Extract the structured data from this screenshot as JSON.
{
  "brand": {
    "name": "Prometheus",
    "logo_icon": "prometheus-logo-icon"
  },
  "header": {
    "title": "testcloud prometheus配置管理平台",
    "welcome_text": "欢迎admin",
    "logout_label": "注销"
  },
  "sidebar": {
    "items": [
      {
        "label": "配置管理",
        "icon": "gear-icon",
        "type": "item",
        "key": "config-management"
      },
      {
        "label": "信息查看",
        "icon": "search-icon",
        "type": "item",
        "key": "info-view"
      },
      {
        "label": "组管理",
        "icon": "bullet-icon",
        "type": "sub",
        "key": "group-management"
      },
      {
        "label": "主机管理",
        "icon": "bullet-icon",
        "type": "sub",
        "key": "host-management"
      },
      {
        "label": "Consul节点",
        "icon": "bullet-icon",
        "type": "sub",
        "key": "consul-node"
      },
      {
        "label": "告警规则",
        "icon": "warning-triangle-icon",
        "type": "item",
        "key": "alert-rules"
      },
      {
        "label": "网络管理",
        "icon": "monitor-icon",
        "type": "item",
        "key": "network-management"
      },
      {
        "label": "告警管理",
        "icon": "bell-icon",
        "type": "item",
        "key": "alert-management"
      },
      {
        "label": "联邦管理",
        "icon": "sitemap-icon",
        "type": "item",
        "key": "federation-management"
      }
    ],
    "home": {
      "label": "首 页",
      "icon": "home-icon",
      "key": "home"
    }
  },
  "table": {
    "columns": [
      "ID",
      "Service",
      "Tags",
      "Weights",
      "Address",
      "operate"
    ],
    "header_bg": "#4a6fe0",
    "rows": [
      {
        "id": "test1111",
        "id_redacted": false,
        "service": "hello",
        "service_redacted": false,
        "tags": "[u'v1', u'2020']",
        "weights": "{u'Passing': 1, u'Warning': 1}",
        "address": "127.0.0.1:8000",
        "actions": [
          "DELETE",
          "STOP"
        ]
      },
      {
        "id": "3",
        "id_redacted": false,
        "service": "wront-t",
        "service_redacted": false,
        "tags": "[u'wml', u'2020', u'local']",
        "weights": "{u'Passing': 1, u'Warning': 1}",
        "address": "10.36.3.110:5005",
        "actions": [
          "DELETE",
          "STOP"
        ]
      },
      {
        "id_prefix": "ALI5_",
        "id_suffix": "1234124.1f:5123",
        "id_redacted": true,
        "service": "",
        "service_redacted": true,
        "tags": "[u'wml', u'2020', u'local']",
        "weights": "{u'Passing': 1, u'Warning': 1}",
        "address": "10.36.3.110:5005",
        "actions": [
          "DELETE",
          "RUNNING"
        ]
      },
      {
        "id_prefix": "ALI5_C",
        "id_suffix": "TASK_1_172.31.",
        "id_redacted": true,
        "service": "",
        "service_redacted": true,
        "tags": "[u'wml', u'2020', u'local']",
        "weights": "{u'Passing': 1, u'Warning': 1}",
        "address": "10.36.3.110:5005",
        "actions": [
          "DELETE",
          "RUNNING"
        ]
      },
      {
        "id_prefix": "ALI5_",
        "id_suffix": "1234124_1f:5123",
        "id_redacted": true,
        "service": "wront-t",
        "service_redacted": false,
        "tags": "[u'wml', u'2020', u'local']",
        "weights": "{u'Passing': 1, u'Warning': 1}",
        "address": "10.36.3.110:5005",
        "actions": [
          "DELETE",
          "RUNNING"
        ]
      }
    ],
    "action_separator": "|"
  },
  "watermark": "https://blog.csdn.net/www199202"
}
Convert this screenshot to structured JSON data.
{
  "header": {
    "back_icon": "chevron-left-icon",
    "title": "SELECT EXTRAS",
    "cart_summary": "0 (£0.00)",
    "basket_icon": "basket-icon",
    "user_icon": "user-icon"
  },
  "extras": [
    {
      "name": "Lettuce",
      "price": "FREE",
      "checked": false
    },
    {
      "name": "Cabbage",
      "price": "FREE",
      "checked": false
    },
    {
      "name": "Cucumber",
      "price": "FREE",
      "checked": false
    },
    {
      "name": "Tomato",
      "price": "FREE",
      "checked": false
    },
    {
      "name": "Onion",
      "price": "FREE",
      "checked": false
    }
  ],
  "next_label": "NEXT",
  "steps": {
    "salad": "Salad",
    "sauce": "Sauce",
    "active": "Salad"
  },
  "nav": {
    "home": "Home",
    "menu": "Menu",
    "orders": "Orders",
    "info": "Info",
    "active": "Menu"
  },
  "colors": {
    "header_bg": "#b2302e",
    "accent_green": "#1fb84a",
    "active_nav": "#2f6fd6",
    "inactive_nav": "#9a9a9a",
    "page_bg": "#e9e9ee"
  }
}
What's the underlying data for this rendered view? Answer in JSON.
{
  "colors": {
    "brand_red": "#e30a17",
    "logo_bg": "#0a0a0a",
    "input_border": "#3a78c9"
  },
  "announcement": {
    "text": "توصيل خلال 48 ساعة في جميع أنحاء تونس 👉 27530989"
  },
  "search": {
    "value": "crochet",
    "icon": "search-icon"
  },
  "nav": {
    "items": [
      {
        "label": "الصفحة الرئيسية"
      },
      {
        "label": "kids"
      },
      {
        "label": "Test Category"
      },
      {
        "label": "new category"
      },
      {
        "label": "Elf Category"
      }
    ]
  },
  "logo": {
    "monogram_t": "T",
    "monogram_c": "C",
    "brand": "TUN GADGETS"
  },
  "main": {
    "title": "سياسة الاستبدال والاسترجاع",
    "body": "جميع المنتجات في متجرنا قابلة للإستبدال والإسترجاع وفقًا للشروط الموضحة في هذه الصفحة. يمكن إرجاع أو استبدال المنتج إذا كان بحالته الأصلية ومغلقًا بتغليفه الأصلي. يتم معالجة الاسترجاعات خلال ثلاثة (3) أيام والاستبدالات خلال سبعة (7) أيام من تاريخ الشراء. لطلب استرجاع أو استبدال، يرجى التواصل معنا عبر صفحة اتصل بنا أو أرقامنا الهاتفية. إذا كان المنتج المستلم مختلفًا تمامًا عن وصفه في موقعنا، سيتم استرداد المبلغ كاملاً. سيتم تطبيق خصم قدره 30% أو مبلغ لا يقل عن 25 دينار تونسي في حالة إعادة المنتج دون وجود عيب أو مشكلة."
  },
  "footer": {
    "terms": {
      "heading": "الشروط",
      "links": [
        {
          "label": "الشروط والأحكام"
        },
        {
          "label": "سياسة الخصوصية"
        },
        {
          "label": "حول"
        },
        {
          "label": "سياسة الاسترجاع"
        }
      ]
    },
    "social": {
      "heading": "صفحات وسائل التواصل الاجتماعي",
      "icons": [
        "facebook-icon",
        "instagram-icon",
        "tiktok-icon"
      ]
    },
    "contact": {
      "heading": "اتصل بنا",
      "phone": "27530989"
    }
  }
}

--

WHAT TO PRODUCE:
Quote the material exactly, leaving nothing out.

TASK RESPONSE:
Extract the structured data from this screenshot as JSON.
{
  "brand": {
    "name": "Prometheus",
    "logo_icon": "prometheus-logo-icon"
  },
  "header": {
    "title": "testcloud prometheus配置管理平台",
    "welcome_text": "欢迎admin",
    "logout_label": "注销"
  },
  "sidebar": {
    "items": [
      {
        "label": "配置管理",
        "icon": "gear-icon",
        "type": "item",
        "key": "config-management"
      },
      {
        "label": "信息查看",
        "icon": "search-icon",
        "type": "item",
        "key": "info-view"
      },
      {
        "label": "组管理",
        "icon": "bullet-icon",
        "type": "sub",
        "key": "group-management"
      },
      {
        "label": "主机管理",
        "icon": "bullet-icon",
        "type": "sub",
        "key": "host-management"
      },
      {
        "label": "Consul节点",
        "icon": "bullet-icon",
        "type": "sub",
        "key": "consul-node"
      },
      {
        "label": "告警规则",
        "icon": "warning-triangle-icon",
        "type": "item",
        "key": "alert-rules"
      },
      {
        "label": "网络管理",
        "icon": "monitor-icon",
        "type": "item",
        "key": "network-management"
      },
      {
        "label": "告警管理",
        "icon": "bell-icon",
        "type": "item",
        "key": "alert-management"
      },
      {
        "label": "联邦管理",
        "icon": "sitemap-icon",
        "type": "item",
        "key": "federation-management"
      }
    ],
    "home": {
      "label": "首 页",
      "icon": "home-icon",
      "key": "home"
    }
  },
  "table": {
    "columns": [
      "ID",
      "Service",
      "Tags",
      "Weights",
      "Address",
      "operate"
    ],
    "header_bg": "#4a6fe0",
    "rows": [
      {
        "id": "test1111",
        "id_redacted": false,
        "service": "hello",
        "service_redacted": false,
        "tags": "[u'v1', u'2020']",
        "weights": "{u'Passing': 1, u'Warning': 1}",
        "address": "127.0.0.1:8000",
        "actions": [
          "DELETE",
          "STOP"
        ]
      },
      {
        "id": "3",
        "id_redacted": false,
        "service": "wront-t",
        "service_redacted": false,
        "tags": "[u'wml', u'2020', u'local']",
        "weights": "{u'Passing': 1, u'Warning': 1}",
        "address": "10.36.3.110:5005",
        "actions": [
          "DELETE",
          "STOP"
        ]
      },
      {
        "id_prefix": "ALI5_",
        "id_suffix": "1234124.1f:5123",
        "id_redacted": true,
        "service": "",
        "service_redacted": true,
        "tags": "[u'wml', u'2020', u'local']",
        "weights": "{u'Passing': 1, u'Warning': 1}",
        "address": "10.36.3.110:5005",
        "actions": [
          "DELETE",
          "RUNNING"
        ]
      },
      {
        "id_prefix": "ALI5_C",
        "id_suffix": "TASK_1_172.31.",
        "id_redacted": true,
        "service": "",
        "service_redacted": true,
        "tags": "[u'wml', u'2020', u'local']",
        "weights": "{u'Passing': 1, u'Warning': 1}",
        "address": "10.36.3.110:5005",
        "actions": [
          "DELETE",
          "RUNNING"
        ]
      },
      {
        "id_prefix": "ALI5_",
        "id_suffix": "1234124_1f:5123",
        "id_redacted": true,
        "service": "wront-t",
        "service_redacted": false,
        "tags": "[u'wml', u'2020', u'local']",
        "weights": "{u'Passing': 1, u'Warning': 1}",
        "address": "10.36.3.110:5005",
        "actions": [
          "DELETE",
          "RUNNING"
        ]
      }
    ],
    "action_separator": "|"
  },
  "watermark": "https://blog.csdn.net/www199202"
}
Convert this screenshot to structured JSON data.
{
  "header": {
    "back_icon": "chevron-left-icon",
    "title": "SELECT EXTRAS",
    "cart_summary": "0 (£0.00)",
    "basket_icon": "basket-icon",
    "user_icon": "user-icon"
  },
  "extras": [
    {
      "name": "Lettuce",
      "price": "FREE",
      "checked": false
    },
    {
      "name": "Cabbage",
      "price": "FREE",
      "checked": false
    },
    {
      "name": "Cucumber",
      "price": "FREE",
      "checked": false
    },
    {
      "name": "Tomato",
      "price": "FREE",
      "checked": false
    },
    {
      "name": "Onion",
      "price": "FREE",
      "checked": false
    }
  ],
  "next_label": "NEXT",
  "steps": {
    "salad": "Salad",
    "sauce": "Sauce",
    "active": "Salad"
  },
  "nav": {
    "home": "Home",
    "menu": "Menu",
    "orders": "Orders",
    "info": "Info",
    "active": "Menu"
  },
  "colors": {
    "header_bg": "#b2302e",
    "accent_green": "#1fb84a",
    "active_nav": "#2f6fd6",
    "inactive_nav": "#9a9a9a",
    "page_bg": "#e9e9ee"
  }
}
What's the underlying data for this rendered view? Answer in JSON.
{
  "colors": {
    "brand_red": "#e30a17",
    "logo_bg": "#0a0a0a",
    "input_border": "#3a78c9"
  },
  "announcement": {
    "text": "توصيل خلال 48 ساعة في جميع أنحاء تونس 👉 27530989"
  },
  "search": {
    "value": "crochet",
    "icon": "search-icon"
  },
  "nav": {
    "items": [
      {
        "label": "الصفحة الرئيسية"
      },
      {
        "label": "kids"
      },
      {
        "label": "Test Category"
      },
      {
        "label": "new category"
      },
      {
        "label": "Elf Category"
      }
    ]
  },
  "logo": {
    "monogram_t": "T",
    "monogram_c": "C",
    "brand": "TUN GADGETS"
  },
  "main": {
    "title": "سياسة الاستبدال والاسترجاع",
    "body": "جميع المنتجات في متجرنا قابلة للإستبدال والإسترجاع وفقًا للشروط الموضحة في هذه الصفحة. يمكن إرجاع أو استبدال المنتج إذا كان بحالته الأصلية ومغلقًا بتغليفه الأصلي. يتم معالجة الاسترجاعات خلال ثلاثة (3) أيام والاستبدالات خلال سبعة (7) أيام من تاريخ الشراء. لطلب استرجاع أو استبدال، يرجى التواصل معنا عبر صفحة اتصل بنا أو أرقامنا الهاتفية. إذا كان المنتج المستلم مختلفًا تمامًا عن وصفه في موقعنا، سيتم استرداد المبلغ كاملاً. سيتم تطبيق خصم قدره 30% أو مبلغ لا يقل عن 25 دينار تونسي في حالة إعادة المنتج دون وجود عيب أو مشكلة."
  },
  "footer": {
    "terms": {
      "heading": "الشروط",
      "links": [
        {
          "label": "الشروط والأحكام"
        },
        {
          "label": "سياسة الخصوصية"
        },
        {
          "label": "حول"
        },
        {
          "label": "سياسة الاسترجاع"
        }
      ]
    },
    "social": {
      "heading": "صفحات وسائل التواصل الاجتماعي",
      "icons": [
        "facebook-icon",
        "instagram-icon",
        "tiktok-icon"
      ]
    },
    "contact": {
      "heading": "اتصل بنا",
      "phone": "27530989"
    }
  }
}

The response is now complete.